§ **Problem**
Could you print all the entries exactly?

§ **Material for this task**
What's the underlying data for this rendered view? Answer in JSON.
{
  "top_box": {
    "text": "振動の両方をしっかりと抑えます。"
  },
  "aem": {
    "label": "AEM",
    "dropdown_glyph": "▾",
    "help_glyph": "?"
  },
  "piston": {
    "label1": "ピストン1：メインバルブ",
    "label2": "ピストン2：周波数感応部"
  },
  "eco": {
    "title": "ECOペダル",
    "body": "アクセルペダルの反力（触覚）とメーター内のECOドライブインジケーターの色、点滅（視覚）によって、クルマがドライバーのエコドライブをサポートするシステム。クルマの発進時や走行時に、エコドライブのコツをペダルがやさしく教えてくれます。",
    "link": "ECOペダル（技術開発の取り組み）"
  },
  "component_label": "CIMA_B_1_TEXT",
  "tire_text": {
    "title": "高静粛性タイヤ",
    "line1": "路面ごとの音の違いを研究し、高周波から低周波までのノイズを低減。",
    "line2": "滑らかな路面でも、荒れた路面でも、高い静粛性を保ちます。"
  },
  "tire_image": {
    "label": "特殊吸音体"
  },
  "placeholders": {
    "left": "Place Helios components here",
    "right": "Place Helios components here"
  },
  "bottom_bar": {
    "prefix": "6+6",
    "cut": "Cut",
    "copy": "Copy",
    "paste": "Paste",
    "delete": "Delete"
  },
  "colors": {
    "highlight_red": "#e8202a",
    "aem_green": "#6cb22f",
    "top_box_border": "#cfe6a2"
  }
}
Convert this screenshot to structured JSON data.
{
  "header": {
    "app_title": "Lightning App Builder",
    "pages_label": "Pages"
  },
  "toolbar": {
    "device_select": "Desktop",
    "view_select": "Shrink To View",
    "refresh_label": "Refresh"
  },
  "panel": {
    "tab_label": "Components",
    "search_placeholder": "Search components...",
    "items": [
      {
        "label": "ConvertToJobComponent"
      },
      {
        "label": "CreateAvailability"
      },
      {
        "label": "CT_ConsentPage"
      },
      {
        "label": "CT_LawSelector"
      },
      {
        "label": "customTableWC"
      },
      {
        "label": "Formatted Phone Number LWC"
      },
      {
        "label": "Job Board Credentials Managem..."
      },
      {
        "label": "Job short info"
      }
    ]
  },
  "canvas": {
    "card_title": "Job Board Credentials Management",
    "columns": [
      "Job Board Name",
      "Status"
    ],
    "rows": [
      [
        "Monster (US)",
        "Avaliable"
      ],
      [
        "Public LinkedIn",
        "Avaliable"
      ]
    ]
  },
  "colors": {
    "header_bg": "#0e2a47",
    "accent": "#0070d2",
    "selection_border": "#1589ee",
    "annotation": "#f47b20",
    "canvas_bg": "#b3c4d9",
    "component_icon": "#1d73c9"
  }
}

§ **Output for this task**
What's the underlying data for this rendered view? Answer in JSON.
{
  "top_box": {
    "text": "振動の両方をしっかりと抑えます。"
  },
  "aem": {
    "label": "AEM",
    "dropdown_glyph": "▾",
    "help_glyph": "?"
  },
  "piston": {
    "label1": "ピストン1：メインバルブ",
    "label2": "ピストン2：周波数感応部"
  },
  "eco": {
    "title": "ECOペダル",
    "body": "アクセルペダルの反力（触覚）とメーター内のECOドライブインジケーターの色、点滅（視覚）によって、クルマがドライバーのエコドライブをサポートするシステム。クルマの発進時や走行時に、エコドライブのコツをペダルがやさしく教えてくれます。",
    "link": "ECOペダル（技術開発の取り組み）"
  },
  "component_label": "CIMA_B_1_TEXT",
  "tire_text": {
    "title": "高静粛性タイヤ",
    "line1": "路面ごとの音の違いを研究し、高周波から低周波までのノイズを低減。",
    "line2": "滑らかな路面でも、荒れた路面でも、高い静粛性を保ちます。"
  },
  "tire_image": {
    "label": "特殊吸音体"
  },
  "placeholders": {
    "left": "Place Helios components here",
    "right": "Place Helios components here"
  },
  "bottom_bar": {
    "prefix": "6+6",
    "cut": "Cut",
    "copy": "Copy",
    "paste": "Paste",
    "delete": "Delete"
  },
  "colors": {
    "highlight_red": "#e8202a",
    "aem_green": "#6cb22f",
    "top_box_border": "#cfe6a2"
  }
}
Convert this screenshot to structured JSON data.
{
  "header": {
    "app_title": "Lightning App Builder",
    "pages_label": "Pages"
  },
  "toolbar": {
    "device_select": "Desktop",
    "view_select": "Shrink To View",
    "refresh_label": "Refresh"
  },
  "panel": {
    "tab_label": "Components",
    "search_placeholder": "Search components...",
    "items": [
      {
        "label": "ConvertToJobComponent"
      },
      {
        "label": "CreateAvailability"
      },
      {
        "label": "CT_ConsentPage"
      },
      {
        "label": "CT_LawSelector"
      },
      {
        "label": "customTableWC"
      },
      {
        "label": "Formatted Phone Number LWC"
      },
      {
        "label": "Job Board Credentials Managem..."
      },
      {
        "label": "Job short info"
      }
    ]
  },
  "canvas": {
    "card_title": "Job Board Credentials Management",
    "columns": [
      "Job Board Name",
      "Status"
    ],
    "rows": [
      [
        "Monster (US)",
        "Avaliable"
      ],
      [
        "Public LinkedIn",
        "Avaliable"
      ]
    ]
  },
  "colors": {
    "header_bg": "#0e2a47",
    "accent": "#0070d2",
    "selection_border": "#1589ee",
    "annotation": "#f47b20",
    "canvas_bg": "#b3c4d9",
    "component_icon": "#1d73c9"
  }
}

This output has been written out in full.